**Data for processing**
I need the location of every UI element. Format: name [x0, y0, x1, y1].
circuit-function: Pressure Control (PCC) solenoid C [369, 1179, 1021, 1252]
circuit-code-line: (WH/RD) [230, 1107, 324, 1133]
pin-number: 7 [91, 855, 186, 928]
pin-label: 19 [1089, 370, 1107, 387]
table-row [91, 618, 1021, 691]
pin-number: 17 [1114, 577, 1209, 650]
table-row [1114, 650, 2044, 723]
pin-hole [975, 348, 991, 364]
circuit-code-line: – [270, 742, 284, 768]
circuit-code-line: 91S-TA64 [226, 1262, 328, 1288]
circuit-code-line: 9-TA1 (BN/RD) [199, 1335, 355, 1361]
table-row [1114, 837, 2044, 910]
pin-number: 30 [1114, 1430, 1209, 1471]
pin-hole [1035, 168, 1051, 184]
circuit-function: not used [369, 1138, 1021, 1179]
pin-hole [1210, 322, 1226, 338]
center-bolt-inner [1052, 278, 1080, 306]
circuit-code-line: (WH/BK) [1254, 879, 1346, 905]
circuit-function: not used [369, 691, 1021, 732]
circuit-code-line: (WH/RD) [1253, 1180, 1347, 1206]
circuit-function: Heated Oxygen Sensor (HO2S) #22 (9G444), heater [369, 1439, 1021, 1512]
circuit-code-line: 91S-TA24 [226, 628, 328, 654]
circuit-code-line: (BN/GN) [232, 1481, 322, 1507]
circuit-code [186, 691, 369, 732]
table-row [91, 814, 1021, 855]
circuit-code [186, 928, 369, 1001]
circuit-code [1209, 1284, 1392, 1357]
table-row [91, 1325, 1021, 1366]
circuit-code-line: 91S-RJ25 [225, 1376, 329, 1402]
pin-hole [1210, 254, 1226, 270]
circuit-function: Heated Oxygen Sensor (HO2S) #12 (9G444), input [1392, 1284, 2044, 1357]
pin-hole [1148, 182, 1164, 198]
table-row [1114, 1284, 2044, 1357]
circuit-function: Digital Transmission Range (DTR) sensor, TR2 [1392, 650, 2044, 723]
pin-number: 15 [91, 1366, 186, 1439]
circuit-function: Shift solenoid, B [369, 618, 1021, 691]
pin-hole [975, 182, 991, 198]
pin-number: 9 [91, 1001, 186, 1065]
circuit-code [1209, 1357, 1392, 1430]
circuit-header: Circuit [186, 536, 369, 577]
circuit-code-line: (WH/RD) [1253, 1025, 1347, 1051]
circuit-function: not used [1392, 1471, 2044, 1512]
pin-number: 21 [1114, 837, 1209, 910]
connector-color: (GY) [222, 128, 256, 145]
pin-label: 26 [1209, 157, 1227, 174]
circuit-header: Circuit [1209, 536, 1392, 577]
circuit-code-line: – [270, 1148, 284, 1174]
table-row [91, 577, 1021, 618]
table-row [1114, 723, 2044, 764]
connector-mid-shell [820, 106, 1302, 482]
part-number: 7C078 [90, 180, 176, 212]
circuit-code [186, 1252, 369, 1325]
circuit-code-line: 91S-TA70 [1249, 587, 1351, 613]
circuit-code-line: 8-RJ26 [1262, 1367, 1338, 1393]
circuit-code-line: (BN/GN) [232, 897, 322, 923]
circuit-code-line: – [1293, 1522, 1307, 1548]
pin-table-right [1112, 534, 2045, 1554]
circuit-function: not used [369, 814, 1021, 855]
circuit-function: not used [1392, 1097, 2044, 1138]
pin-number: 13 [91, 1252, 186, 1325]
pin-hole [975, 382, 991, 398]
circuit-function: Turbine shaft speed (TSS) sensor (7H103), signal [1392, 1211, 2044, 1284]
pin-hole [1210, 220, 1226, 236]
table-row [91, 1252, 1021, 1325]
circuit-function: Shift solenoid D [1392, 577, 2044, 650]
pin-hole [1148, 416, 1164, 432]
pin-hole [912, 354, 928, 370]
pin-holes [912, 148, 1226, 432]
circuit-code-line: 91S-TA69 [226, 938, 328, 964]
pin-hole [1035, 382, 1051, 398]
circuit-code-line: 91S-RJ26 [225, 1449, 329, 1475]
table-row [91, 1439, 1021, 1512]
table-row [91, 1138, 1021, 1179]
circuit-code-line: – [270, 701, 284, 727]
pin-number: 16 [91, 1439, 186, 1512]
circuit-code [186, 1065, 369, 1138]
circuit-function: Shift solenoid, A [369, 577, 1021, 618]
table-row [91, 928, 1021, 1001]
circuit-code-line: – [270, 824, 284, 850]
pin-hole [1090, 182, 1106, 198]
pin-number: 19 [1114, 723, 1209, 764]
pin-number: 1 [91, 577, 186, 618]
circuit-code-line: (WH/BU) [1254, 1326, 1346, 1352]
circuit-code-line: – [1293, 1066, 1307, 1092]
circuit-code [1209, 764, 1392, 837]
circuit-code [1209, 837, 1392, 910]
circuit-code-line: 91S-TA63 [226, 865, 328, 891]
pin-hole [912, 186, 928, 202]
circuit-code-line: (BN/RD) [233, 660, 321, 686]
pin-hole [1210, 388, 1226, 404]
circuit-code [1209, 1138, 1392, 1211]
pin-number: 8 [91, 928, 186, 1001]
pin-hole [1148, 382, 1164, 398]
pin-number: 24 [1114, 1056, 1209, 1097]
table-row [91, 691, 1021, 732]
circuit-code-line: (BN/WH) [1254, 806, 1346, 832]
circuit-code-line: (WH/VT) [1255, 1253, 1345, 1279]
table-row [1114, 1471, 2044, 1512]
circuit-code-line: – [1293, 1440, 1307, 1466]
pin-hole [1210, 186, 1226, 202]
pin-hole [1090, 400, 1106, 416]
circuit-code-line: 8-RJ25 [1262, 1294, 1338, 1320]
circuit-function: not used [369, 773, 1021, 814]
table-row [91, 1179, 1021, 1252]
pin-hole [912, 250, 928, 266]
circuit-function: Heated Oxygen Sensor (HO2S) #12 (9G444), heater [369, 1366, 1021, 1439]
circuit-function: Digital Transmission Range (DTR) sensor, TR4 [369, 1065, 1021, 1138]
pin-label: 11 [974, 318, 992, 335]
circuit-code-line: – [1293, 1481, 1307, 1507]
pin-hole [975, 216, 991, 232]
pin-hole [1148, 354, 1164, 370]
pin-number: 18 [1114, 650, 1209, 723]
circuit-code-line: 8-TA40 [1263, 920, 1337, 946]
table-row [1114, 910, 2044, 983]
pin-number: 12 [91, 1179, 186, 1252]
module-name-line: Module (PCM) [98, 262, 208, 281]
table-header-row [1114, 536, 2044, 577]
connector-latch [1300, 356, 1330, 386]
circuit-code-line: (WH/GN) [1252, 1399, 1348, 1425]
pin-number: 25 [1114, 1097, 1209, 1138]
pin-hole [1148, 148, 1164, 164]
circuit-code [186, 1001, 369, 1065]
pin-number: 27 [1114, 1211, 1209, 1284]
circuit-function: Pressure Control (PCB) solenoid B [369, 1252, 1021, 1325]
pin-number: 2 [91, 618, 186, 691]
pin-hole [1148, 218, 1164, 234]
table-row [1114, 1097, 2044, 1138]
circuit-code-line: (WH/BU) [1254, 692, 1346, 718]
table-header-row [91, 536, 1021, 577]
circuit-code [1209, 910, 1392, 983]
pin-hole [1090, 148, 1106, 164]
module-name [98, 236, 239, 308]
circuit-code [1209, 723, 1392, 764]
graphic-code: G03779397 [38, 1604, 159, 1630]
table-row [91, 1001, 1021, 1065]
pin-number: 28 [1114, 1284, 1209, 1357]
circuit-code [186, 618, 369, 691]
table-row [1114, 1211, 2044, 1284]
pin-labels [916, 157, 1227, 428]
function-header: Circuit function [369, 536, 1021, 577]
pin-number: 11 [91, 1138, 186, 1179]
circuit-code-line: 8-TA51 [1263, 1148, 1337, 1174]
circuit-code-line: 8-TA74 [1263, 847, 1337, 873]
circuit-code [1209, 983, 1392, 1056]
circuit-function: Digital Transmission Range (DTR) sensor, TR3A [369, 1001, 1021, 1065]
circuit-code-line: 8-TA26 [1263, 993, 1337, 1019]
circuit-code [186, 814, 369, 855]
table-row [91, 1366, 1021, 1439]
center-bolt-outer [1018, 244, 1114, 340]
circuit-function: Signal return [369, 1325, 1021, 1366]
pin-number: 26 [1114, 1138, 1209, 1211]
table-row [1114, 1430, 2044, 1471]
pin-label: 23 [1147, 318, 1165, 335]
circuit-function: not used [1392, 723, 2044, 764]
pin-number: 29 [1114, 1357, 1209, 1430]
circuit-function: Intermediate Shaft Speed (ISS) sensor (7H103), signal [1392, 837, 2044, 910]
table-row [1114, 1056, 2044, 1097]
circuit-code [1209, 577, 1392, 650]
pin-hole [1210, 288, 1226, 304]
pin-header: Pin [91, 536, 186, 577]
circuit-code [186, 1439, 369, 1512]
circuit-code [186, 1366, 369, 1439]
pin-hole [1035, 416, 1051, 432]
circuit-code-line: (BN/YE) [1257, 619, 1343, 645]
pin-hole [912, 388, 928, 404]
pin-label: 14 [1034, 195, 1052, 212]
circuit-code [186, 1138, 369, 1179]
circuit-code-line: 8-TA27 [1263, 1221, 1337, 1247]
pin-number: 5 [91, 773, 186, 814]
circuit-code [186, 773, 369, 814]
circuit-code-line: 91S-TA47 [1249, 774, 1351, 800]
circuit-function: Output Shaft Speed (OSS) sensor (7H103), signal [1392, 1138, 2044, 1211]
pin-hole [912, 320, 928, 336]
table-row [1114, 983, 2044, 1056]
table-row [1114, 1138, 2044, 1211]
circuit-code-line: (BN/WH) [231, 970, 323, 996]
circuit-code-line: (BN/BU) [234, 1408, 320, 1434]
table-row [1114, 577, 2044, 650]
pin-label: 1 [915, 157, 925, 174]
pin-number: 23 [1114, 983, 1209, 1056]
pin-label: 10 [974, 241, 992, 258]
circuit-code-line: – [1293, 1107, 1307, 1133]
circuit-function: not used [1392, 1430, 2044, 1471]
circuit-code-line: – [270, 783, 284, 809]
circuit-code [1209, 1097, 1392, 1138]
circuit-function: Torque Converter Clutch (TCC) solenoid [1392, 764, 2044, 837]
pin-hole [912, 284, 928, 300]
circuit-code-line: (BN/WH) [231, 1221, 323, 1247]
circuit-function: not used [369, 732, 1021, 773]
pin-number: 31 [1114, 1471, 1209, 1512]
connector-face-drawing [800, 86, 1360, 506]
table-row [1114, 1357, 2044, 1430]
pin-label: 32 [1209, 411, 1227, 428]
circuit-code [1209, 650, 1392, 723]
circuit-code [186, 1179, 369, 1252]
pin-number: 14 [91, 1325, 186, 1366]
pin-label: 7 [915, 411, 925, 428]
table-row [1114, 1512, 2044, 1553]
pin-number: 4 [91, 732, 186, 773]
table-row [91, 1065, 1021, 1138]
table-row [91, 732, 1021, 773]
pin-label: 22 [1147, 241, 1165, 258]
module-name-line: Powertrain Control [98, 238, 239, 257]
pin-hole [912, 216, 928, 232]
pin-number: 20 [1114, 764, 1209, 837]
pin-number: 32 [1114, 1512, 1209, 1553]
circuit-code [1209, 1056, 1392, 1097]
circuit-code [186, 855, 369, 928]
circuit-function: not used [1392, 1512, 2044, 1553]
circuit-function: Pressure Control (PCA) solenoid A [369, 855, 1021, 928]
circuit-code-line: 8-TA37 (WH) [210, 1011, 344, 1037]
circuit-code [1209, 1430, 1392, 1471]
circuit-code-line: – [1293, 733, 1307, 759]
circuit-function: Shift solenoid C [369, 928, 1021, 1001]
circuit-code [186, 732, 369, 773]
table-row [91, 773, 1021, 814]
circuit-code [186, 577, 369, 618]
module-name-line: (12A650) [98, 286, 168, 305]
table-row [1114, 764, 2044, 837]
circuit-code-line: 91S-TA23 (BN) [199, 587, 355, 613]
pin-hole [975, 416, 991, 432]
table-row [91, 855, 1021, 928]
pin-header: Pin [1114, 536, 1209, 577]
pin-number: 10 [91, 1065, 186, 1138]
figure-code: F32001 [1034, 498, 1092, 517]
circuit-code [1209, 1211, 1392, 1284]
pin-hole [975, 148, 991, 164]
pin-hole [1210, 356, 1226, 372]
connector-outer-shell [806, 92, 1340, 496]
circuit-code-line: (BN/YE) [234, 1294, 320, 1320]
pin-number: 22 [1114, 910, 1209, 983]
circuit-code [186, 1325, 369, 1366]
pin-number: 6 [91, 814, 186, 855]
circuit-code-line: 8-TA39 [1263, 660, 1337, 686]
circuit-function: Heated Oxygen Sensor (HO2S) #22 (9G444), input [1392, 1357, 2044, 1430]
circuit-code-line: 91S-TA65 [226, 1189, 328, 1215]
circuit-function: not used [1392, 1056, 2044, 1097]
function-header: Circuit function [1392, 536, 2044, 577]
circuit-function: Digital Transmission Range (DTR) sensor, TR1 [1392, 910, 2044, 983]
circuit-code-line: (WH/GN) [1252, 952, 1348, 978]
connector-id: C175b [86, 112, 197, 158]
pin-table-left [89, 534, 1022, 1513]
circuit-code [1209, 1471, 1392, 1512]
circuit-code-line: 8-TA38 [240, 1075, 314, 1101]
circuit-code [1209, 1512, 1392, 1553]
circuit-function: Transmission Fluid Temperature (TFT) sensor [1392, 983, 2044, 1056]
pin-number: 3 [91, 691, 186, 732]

**Stated problem**
Can you quote the records word for word, from the start through the line that contains "pin-hole [1210, 254, 1226, 270]"?

**Solution for this exercise**
I need the location of every UI element. Format: name [x0, y0, x1, y1].
circuit-function: Pressure Control (PCC) solenoid C [369, 1179, 1021, 1252]
circuit-code-line: (WH/RD) [230, 1107, 324, 1133]
pin-number: 7 [91, 855, 186, 928]
pin-label: 19 [1089, 370, 1107, 387]
table-row [91, 618, 1021, 691]
pin-number: 17 [1114, 577, 1209, 650]
table-row [1114, 650, 2044, 723]
pin-hole [975, 348, 991, 364]
circuit-code-line: – [270, 742, 284, 768]
circuit-code-line: 91S-TA64 [226, 1262, 328, 1288]
circuit-code-line: 9-TA1 (BN/RD) [199, 1335, 355, 1361]
table-row [1114, 837, 2044, 910]
pin-number: 30 [1114, 1430, 1209, 1471]
pin-hole [1035, 168, 1051, 184]
circuit-function: not used [369, 1138, 1021, 1179]
pin-hole [1210, 322, 1226, 338]
center-bolt-inner [1052, 278, 1080, 306]
circuit-code-line: (WH/BK) [1254, 879, 1346, 905]
circuit-function: not used [369, 691, 1021, 732]
circuit-code-line: (WH/RD) [1253, 1180, 1347, 1206]
circuit-function: Heated Oxygen Sensor (HO2S) #22 (9G444), heater [369, 1439, 1021, 1512]
circuit-code-line: 91S-TA24 [226, 628, 328, 654]
circuit-code-line: (BN/GN) [232, 1481, 322, 1507]
circuit-code [186, 691, 369, 732]
table-row [91, 814, 1021, 855]
circuit-code [186, 928, 369, 1001]
circuit-code [1209, 1284, 1392, 1357]
table-row [91, 1325, 1021, 1366]
circuit-code-line: 91S-RJ25 [225, 1376, 329, 1402]
pin-hole [1210, 254, 1226, 270]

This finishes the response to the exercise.